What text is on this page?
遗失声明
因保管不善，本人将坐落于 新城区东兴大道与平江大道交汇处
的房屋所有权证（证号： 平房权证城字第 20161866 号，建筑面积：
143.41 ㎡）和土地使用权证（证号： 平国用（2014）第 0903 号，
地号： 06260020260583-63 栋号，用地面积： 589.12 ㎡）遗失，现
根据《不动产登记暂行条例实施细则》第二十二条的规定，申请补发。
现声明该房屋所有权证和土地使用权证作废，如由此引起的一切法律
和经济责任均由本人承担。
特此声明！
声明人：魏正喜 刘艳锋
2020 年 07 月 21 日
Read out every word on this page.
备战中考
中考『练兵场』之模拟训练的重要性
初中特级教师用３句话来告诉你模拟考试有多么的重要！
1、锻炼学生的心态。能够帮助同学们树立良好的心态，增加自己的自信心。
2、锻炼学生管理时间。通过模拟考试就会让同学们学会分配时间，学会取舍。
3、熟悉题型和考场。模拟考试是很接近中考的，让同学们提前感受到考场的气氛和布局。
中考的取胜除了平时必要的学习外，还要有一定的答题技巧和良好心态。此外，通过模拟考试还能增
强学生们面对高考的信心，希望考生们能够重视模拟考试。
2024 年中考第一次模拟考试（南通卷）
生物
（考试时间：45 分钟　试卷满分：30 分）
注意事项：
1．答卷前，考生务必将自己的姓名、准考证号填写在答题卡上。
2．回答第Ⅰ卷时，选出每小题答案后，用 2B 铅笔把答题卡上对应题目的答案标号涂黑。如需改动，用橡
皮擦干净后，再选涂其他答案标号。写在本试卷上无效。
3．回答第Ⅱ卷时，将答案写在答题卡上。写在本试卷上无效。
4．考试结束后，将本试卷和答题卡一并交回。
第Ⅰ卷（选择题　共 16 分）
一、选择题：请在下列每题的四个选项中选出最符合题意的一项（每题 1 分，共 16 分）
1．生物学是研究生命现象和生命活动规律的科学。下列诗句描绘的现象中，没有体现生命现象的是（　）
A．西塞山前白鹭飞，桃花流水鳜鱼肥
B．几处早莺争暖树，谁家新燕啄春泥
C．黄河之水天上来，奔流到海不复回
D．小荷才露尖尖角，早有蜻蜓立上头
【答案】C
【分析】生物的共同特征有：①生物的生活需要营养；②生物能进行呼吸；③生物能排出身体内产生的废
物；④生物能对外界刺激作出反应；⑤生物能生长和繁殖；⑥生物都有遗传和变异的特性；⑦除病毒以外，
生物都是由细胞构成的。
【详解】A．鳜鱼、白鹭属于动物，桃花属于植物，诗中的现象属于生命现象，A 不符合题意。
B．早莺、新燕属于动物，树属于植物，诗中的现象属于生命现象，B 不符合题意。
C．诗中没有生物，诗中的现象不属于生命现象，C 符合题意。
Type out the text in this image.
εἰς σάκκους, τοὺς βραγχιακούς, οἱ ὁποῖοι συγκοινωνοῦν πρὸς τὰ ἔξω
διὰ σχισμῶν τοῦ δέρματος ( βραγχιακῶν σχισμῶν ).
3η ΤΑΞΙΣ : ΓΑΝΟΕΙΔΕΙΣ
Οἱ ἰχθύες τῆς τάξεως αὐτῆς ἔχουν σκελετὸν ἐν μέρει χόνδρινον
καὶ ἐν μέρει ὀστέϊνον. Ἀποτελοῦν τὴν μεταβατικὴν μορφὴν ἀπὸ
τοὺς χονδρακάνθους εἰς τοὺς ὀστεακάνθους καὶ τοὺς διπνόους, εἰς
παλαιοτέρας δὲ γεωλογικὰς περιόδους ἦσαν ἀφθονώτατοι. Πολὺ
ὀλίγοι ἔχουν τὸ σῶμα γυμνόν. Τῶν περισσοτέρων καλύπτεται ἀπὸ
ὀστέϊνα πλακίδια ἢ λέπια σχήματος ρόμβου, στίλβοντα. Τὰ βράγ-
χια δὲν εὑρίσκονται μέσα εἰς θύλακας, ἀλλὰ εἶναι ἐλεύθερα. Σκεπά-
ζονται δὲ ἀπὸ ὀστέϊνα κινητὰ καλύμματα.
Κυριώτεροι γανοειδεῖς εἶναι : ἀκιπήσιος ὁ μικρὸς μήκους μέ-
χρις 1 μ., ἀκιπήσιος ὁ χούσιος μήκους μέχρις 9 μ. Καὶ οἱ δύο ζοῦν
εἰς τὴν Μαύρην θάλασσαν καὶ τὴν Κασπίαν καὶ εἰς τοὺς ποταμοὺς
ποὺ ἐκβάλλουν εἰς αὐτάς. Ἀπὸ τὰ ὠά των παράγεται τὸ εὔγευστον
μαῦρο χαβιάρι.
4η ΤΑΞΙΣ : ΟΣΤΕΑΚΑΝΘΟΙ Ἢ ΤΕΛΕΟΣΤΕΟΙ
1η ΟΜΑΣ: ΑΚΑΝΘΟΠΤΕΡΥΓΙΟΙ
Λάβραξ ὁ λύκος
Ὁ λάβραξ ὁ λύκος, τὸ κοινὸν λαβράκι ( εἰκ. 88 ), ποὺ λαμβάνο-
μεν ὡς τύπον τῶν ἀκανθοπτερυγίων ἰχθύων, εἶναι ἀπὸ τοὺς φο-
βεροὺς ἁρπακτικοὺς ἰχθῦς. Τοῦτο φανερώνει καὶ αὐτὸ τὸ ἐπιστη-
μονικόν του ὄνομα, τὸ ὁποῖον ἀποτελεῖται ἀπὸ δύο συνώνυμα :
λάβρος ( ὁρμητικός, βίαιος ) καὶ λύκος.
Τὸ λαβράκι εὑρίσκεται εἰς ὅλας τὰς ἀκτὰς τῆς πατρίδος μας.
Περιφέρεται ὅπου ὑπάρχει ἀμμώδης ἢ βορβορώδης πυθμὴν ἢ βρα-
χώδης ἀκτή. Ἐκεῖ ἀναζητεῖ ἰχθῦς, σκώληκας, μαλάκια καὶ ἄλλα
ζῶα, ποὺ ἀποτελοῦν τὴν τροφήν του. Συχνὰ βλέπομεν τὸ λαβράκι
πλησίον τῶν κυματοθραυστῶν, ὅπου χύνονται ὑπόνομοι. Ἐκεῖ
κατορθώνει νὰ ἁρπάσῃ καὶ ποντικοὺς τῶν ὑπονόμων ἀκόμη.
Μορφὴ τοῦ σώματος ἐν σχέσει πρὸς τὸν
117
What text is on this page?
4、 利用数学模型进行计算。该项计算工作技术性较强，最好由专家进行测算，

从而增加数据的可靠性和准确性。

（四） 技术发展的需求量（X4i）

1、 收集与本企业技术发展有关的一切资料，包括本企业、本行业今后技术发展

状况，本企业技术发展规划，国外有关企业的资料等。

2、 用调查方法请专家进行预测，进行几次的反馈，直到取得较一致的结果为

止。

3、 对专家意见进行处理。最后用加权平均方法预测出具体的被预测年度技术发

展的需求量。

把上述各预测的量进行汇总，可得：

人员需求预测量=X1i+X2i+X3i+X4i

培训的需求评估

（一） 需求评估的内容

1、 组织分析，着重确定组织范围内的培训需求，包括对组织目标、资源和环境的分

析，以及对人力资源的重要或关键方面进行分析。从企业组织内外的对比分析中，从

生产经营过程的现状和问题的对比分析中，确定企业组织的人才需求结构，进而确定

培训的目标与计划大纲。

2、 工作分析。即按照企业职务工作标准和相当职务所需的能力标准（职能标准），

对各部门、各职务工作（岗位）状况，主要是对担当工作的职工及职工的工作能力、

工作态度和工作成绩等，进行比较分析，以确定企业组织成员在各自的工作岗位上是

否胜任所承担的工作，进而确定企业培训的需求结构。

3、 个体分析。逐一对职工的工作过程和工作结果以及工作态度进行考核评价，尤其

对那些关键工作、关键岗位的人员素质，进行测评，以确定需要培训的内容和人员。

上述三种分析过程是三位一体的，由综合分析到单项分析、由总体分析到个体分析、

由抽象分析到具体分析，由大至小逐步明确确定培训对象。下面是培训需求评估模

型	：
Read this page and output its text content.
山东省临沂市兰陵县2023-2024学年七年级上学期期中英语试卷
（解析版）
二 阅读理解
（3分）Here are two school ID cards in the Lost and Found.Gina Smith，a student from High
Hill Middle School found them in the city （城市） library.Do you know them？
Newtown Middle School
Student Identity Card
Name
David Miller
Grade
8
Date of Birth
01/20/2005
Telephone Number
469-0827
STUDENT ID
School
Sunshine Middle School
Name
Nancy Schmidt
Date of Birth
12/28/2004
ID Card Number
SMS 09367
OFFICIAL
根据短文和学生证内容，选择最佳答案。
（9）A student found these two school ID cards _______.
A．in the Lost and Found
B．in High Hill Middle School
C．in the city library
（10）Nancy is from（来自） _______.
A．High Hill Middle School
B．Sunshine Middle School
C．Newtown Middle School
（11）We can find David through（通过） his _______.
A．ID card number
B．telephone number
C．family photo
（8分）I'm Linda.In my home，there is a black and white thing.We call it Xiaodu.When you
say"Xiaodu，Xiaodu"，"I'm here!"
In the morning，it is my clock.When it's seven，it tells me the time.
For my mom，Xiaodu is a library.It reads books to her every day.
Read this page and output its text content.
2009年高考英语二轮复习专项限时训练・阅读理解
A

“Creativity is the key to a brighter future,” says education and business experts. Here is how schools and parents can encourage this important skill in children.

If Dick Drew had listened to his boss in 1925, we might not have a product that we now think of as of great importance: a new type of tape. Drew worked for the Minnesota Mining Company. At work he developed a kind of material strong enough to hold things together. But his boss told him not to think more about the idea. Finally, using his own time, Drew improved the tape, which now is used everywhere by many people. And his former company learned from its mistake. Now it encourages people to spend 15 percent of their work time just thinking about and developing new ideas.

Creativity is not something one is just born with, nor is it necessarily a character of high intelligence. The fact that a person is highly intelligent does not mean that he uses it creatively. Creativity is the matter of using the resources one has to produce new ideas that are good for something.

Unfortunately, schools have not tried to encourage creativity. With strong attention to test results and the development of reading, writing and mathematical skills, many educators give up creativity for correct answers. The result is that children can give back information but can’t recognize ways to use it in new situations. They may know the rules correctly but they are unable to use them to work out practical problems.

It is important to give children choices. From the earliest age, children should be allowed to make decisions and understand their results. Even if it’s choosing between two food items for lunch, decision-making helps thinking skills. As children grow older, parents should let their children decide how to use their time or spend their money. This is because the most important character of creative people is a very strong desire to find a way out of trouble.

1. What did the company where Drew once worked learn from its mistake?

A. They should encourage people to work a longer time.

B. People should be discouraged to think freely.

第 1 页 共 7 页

# Goal:
Where a line above includes "ἰχθῦς", copy that line.

# Solution for this problem:
βεροὺς ἁρπακτικοὺς ἰχθῦς. Τοῦτο φανερώνει καὶ αὐτὸ τὸ ἐπιστη-
χώδης ἀκτή. Ἐκεῖ ἀναζητεῖ ἰχθῦς, σκώληκας, μαλάκια καὶ ἄλλα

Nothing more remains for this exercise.